▶ EXERCISE
Copy every record exactly, and keep the pictures out.

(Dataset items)
◆ ◆ ◆ ◆ ◆ ◆ ◆
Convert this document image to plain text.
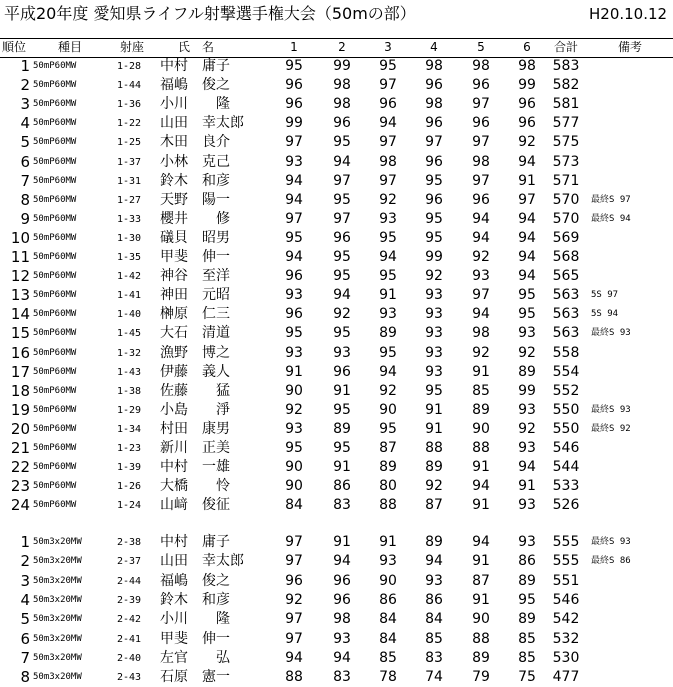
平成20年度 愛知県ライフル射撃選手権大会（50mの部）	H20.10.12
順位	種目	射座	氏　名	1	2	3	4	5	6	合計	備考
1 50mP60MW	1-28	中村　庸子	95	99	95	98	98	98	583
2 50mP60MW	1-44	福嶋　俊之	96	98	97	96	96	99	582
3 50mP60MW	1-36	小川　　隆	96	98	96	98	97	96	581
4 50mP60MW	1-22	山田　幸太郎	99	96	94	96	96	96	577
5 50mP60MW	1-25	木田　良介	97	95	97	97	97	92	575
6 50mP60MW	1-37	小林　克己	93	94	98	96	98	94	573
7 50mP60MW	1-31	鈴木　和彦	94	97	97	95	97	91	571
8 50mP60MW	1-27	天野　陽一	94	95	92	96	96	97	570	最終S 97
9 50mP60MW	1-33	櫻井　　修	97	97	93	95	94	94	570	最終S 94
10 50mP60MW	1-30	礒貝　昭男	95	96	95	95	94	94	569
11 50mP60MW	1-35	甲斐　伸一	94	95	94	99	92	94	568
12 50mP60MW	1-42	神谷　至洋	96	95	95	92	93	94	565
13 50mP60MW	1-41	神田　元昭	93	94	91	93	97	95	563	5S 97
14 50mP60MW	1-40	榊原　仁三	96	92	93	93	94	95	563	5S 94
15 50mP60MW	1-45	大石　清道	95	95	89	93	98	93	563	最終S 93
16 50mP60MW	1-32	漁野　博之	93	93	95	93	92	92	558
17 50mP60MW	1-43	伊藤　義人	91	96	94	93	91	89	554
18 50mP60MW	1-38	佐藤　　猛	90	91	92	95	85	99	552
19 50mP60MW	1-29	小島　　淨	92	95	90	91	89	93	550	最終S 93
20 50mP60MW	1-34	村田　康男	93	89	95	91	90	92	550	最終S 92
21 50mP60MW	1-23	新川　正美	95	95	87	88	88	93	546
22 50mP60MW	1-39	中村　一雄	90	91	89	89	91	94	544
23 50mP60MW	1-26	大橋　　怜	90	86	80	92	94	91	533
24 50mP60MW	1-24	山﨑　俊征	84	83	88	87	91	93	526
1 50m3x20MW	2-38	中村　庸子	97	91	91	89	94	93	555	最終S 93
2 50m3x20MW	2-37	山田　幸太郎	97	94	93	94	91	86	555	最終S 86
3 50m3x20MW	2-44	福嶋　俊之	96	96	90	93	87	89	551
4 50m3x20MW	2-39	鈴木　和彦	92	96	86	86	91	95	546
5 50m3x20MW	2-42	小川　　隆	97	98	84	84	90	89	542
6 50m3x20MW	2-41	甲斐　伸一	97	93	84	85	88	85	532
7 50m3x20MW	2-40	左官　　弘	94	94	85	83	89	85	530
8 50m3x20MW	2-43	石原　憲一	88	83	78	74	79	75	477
◆ ◆ ◆ ◆ ◆ ◆ ◆
▶ RESULT
Convert this document image to plain text.
平成20年度 愛知県ライフル射撃選手権大会（50mの部）	H20.10.12
順位	種目	射座	氏　名	1	2	3	4	5	6	合計	備考
1 50mP60MW	1-28	中村　庸子	95	99	95	98	98	98	583
2 50mP60MW	1-44	福嶋　俊之	96	98	97	96	96	99	582
3 50mP60MW	1-36	小川　　隆	96	98	96	98	97	96	581
4 50mP60MW	1-22	山田　幸太郎	99	96	94	96	96	96	577
5 50mP60MW	1-25	木田　良介	97	95	97	97	97	92	575
6 50mP60MW	1-37	小林　克己	93	94	98	96	98	94	573
7 50mP60MW	1-31	鈴木　和彦	94	97	97	95	97	91	571
8 50mP60MW	1-27	天野　陽一	94	95	92	96	96	97	570	最終S 97
9 50mP60MW	1-33	櫻井　　修	97	97	93	95	94	94	570	最終S 94
10 50mP60MW	1-30	礒貝　昭男	95	96	95	95	94	94	569
11 50mP60MW	1-35	甲斐　伸一	94	95	94	99	92	94	568
12 50mP60MW	1-42	神谷　至洋	96	95	95	92	93	94	565
13 50mP60MW	1-41	神田　元昭	93	94	91	93	97	95	563	5S 97
14 50mP60MW	1-40	榊原　仁三	96	92	93	93	94	95	563	5S 94
15 50mP60MW	1-45	大石　清道	95	95	89	93	98	93	563	最終S 93
16 50mP60MW	1-32	漁野　博之	93	93	95	93	92	92	558
17 50mP60MW	1-43	伊藤　義人	91	96	94	93	91	89	554
18 50mP60MW	1-38	佐藤　　猛	90	91	92	95	85	99	552
19 50mP60MW	1-29	小島　　淨	92	95	90	91	89	93	550	最終S 93
20 50mP60MW	1-34	村田　康男	93	89	95	91	90	92	550	最終S 92
21 50mP60MW	1-23	新川　正美	95	95	87	88	88	93	546
22 50mP60MW	1-39	中村　一雄	90	91	89	89	91	94	544
23 50mP60MW	1-26	大橋　　怜	90	86	80	92	94	91	533
24 50mP60MW	1-24	山﨑　俊征	84	83	88	87	91	93	526
1 50m3x20MW	2-38	中村　庸子	97	91	91	89	94	93	555	最終S 93
2 50m3x20MW	2-37	山田　幸太郎	97	94	93	94	91	86	555	最終S 86
3 50m3x20MW	2-44	福嶋　俊之	96	96	90	93	87	89	551
4 50m3x20MW	2-39	鈴木　和彦	92	96	86	86	91	95	546
5 50m3x20MW	2-42	小川　　隆	97	98	84	84	90	89	542
6 50m3x20MW	2-41	甲斐　伸一	97	93	84	85	88	85	532
7 50m3x20MW	2-40	左官　　弘	94	94	85	83	89	85	530
8 50m3x20MW	2-43	石原　憲一	88	83	78	74	79	75	477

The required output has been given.